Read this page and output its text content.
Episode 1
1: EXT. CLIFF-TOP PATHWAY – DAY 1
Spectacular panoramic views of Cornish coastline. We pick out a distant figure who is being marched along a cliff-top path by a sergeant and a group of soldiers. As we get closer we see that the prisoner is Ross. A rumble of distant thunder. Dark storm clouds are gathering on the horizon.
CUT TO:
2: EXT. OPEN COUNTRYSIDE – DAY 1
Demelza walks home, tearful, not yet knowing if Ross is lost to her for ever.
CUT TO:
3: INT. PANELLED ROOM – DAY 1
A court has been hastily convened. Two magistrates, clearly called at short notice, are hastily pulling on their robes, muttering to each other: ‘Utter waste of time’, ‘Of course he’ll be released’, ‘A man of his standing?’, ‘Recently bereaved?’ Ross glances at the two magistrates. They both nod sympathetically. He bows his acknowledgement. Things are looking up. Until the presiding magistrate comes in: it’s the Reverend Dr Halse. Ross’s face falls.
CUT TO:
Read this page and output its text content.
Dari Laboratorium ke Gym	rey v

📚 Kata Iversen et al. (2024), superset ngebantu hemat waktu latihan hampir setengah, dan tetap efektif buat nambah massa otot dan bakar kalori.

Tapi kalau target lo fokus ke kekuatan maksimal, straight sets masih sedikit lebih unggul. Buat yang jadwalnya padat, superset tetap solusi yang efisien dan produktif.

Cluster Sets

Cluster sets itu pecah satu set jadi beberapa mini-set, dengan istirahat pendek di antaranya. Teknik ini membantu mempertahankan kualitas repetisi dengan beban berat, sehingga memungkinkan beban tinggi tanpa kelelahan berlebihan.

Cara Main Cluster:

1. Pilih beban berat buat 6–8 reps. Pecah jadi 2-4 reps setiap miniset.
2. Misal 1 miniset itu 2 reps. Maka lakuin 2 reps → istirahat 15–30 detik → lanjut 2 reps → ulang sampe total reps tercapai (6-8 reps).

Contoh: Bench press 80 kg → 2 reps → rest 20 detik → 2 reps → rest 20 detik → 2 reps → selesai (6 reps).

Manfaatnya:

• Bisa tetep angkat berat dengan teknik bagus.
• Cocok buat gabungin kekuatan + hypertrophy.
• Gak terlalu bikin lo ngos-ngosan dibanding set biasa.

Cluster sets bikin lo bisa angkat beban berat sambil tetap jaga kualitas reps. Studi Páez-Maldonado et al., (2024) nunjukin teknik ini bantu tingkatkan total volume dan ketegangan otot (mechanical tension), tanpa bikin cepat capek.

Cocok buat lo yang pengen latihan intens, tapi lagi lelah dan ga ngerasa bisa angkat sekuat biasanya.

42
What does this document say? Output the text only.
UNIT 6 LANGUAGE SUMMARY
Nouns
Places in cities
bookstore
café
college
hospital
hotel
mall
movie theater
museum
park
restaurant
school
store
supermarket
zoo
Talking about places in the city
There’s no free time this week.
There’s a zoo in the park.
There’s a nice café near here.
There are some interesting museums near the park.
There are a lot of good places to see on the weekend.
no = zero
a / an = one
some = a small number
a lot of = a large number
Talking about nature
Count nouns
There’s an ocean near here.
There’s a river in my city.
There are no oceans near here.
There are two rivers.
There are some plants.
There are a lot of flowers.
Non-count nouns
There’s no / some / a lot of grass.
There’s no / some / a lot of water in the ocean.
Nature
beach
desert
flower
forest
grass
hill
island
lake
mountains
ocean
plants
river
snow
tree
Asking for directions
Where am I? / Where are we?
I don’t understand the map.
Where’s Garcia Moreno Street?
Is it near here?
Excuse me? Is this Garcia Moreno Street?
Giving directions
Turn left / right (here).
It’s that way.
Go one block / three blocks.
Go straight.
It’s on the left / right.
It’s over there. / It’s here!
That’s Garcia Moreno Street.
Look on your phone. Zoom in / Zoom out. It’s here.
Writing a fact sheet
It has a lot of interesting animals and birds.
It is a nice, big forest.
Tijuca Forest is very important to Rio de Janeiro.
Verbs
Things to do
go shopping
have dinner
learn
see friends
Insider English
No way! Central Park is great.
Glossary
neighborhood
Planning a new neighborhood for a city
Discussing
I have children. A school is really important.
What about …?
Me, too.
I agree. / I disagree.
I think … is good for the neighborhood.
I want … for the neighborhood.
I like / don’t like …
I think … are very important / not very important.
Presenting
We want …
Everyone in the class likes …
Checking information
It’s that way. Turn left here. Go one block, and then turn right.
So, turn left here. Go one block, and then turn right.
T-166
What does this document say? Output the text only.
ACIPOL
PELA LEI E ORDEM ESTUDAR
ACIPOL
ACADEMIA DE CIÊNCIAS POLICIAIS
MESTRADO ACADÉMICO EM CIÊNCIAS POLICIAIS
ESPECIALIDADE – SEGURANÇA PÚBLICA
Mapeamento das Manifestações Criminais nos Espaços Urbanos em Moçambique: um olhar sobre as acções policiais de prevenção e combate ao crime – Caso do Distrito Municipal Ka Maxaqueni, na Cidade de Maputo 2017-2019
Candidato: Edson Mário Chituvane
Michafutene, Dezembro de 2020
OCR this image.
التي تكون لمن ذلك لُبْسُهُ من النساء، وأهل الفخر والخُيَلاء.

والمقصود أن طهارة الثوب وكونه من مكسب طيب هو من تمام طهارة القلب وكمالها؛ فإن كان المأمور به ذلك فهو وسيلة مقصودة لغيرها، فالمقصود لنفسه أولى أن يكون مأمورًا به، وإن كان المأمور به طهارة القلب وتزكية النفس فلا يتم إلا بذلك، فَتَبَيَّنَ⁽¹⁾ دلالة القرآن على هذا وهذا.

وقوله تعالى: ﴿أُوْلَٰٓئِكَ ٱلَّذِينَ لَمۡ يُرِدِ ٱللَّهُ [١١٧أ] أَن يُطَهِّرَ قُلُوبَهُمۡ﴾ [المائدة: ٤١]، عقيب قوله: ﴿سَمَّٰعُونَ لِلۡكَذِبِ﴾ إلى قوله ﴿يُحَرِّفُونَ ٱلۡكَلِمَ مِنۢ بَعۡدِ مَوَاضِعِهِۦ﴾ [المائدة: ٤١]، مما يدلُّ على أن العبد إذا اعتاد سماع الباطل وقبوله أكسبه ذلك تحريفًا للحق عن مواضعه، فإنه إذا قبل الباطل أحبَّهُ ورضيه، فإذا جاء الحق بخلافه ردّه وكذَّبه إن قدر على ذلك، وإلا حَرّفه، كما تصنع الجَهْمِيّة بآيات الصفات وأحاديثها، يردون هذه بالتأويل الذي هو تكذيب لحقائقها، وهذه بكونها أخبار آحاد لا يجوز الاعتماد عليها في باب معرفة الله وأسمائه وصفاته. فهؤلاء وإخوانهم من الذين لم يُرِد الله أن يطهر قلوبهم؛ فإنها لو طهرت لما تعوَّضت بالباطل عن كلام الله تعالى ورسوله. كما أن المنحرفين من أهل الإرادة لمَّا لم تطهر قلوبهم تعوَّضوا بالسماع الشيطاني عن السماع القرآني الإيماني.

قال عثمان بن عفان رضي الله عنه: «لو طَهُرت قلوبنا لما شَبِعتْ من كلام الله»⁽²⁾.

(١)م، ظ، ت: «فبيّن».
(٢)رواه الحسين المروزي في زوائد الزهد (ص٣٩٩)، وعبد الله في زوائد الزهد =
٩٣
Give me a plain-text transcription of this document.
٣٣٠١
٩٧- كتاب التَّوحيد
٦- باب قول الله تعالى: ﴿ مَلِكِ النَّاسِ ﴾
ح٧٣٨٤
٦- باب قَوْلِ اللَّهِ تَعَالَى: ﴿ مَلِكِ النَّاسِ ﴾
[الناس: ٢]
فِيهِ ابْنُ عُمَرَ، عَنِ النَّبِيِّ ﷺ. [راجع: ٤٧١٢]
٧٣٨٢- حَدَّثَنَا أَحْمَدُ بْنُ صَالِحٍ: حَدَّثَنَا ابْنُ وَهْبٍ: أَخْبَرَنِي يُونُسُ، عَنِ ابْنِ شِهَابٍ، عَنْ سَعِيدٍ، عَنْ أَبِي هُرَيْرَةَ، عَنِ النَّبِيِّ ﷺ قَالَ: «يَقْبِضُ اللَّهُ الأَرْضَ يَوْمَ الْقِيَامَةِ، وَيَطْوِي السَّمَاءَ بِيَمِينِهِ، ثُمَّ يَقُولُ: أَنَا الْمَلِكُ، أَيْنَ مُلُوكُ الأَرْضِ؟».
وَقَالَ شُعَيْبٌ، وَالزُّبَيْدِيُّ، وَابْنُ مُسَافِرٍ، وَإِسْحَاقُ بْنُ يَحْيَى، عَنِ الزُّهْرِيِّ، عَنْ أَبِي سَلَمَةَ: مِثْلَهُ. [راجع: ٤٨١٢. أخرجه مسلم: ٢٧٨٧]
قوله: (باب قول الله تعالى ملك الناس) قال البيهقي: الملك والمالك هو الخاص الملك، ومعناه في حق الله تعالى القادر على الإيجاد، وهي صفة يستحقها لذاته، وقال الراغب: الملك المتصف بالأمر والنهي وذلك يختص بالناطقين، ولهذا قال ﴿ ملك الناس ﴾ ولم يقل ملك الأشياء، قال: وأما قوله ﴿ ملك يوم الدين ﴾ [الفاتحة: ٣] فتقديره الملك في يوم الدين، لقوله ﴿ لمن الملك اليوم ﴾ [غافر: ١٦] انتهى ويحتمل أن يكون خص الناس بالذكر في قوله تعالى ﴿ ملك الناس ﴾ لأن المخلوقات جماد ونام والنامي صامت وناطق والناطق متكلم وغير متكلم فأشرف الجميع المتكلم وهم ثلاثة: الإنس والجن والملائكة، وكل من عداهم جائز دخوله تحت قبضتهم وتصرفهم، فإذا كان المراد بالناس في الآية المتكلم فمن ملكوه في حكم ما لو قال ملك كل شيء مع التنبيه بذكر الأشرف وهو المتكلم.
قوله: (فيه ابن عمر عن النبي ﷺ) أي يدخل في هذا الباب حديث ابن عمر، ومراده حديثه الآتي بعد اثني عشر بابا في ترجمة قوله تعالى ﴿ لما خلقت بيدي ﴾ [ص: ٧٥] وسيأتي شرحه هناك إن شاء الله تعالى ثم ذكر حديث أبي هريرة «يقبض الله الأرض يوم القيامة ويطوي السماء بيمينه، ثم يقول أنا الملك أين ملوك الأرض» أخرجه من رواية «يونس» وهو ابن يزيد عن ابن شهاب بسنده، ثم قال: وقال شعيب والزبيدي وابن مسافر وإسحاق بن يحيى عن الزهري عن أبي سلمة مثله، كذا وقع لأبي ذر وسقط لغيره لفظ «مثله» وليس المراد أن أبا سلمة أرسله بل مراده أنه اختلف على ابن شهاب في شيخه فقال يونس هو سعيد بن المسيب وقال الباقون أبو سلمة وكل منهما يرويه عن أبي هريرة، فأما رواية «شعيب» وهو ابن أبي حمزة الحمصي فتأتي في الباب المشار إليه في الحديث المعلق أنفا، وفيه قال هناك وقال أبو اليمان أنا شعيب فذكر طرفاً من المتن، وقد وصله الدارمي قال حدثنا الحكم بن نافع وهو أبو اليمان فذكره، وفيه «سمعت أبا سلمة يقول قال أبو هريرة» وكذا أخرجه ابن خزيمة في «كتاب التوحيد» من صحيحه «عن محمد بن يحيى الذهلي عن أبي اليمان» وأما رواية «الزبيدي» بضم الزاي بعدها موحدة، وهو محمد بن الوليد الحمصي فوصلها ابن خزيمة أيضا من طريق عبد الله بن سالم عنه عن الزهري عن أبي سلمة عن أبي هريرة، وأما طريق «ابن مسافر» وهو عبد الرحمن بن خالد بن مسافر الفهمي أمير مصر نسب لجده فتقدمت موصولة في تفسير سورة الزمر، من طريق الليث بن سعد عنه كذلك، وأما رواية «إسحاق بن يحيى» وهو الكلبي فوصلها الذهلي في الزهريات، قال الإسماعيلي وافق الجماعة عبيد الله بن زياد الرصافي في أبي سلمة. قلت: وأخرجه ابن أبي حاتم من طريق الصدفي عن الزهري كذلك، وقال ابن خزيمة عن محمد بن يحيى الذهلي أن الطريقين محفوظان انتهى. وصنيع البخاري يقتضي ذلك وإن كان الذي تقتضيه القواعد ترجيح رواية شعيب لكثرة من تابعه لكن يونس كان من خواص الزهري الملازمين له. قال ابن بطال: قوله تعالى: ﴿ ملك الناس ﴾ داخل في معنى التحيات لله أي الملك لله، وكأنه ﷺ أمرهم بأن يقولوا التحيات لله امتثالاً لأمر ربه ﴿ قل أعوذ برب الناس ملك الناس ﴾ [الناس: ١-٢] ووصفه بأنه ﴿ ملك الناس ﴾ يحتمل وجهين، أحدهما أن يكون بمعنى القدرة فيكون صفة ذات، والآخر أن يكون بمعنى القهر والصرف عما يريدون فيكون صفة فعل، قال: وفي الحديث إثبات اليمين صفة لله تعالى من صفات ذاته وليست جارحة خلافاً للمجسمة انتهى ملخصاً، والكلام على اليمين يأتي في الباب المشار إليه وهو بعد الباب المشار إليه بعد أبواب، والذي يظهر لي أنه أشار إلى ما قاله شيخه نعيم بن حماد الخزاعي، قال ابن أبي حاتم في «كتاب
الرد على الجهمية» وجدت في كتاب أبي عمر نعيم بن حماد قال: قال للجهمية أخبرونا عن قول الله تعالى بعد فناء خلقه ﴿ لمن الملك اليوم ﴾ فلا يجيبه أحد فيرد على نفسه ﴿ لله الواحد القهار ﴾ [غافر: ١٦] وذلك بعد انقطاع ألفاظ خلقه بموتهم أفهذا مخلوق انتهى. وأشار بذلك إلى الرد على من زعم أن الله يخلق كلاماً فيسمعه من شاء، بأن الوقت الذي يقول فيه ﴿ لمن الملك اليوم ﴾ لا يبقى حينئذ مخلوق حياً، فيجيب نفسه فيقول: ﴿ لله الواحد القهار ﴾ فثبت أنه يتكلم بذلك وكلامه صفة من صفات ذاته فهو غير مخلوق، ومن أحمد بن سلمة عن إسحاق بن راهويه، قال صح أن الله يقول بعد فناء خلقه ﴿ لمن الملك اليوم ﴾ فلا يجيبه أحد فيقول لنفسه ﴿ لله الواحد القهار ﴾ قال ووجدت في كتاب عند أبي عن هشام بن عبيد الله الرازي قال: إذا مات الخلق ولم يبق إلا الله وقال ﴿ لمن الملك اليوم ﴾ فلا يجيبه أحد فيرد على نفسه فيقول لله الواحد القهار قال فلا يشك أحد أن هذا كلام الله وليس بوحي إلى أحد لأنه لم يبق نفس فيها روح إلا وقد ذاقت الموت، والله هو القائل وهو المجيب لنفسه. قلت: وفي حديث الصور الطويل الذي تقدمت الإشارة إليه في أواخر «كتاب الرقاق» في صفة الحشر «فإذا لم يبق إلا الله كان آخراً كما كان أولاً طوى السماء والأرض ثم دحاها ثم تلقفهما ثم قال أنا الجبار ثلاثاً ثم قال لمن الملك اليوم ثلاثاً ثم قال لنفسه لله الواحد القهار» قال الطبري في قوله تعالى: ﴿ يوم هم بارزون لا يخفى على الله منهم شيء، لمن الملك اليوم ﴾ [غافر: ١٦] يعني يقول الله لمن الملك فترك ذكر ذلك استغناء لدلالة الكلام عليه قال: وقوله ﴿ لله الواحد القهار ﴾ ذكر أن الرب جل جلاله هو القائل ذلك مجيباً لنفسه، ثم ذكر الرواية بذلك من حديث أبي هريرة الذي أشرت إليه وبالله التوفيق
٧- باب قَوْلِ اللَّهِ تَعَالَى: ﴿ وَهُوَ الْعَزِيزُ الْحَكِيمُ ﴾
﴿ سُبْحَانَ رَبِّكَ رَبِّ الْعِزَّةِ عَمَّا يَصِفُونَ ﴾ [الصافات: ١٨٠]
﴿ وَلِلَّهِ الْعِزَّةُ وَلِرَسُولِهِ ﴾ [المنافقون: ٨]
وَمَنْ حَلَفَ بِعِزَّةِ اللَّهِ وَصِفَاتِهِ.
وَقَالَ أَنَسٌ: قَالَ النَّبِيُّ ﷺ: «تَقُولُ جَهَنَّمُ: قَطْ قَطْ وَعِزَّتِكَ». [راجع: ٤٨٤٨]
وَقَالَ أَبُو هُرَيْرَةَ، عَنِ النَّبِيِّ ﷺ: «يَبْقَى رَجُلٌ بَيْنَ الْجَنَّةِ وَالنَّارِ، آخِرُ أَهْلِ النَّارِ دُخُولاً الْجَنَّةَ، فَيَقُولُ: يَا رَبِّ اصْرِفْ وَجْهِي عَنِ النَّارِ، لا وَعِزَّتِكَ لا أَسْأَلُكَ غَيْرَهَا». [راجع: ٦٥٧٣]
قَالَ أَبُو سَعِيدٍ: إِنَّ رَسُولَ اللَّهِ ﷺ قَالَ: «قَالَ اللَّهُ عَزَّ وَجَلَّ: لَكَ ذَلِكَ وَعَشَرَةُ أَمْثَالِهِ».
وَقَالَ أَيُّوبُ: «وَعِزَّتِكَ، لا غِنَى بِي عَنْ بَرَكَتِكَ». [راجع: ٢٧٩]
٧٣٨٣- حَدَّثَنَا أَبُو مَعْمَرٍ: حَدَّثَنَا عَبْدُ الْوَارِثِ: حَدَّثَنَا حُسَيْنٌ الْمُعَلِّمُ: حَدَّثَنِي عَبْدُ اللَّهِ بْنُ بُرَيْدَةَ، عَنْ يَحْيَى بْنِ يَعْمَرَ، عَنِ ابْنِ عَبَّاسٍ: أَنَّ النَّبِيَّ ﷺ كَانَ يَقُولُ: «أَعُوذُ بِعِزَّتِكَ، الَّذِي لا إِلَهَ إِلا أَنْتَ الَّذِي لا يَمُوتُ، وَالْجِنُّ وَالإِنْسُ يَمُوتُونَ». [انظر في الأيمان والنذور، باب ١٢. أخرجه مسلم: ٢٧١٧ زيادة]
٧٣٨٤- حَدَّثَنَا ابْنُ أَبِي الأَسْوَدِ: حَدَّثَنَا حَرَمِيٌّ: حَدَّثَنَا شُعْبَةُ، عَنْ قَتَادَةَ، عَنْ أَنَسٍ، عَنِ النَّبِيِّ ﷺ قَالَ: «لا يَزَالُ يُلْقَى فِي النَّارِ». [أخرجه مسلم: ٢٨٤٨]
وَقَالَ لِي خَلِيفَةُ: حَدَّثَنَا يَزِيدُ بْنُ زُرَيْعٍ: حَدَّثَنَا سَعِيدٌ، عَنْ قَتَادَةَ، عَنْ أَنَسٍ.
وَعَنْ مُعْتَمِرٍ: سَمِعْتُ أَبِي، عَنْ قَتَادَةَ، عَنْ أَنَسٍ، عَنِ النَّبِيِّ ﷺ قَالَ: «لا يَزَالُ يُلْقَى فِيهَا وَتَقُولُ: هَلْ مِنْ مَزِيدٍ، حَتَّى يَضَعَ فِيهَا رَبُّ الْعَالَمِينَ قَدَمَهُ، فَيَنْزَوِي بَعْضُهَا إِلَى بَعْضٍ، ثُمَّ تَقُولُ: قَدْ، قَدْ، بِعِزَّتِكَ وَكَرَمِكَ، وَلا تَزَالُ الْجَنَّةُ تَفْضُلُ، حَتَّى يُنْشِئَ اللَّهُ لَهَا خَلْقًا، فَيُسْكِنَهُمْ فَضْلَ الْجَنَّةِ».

### SET PROBLEM
Filter the records for lines holding the string "Cluster". Copy each one.

### WRITTEN ANSWER
Cluster Sets
Cluster sets itu pecah satu set jadi beberapa mini-set, dengan istirahat pendek di antaranya. Teknik ini membantu mempertahankan kualitas repetisi dengan beban berat, sehingga memungkinkan beban tinggi tanpa kelelahan berlebihan.
Cara Main Cluster:
Cluster sets bikin lo bisa angkat beban berat sambil tetap jaga kualitas reps. Studi Páez-Maldonado et al., (2024) nunjukin teknik ini bantu tingkatkan total volume dan ketegangan otot (mechanical tension), tanpa bikin cepat capek.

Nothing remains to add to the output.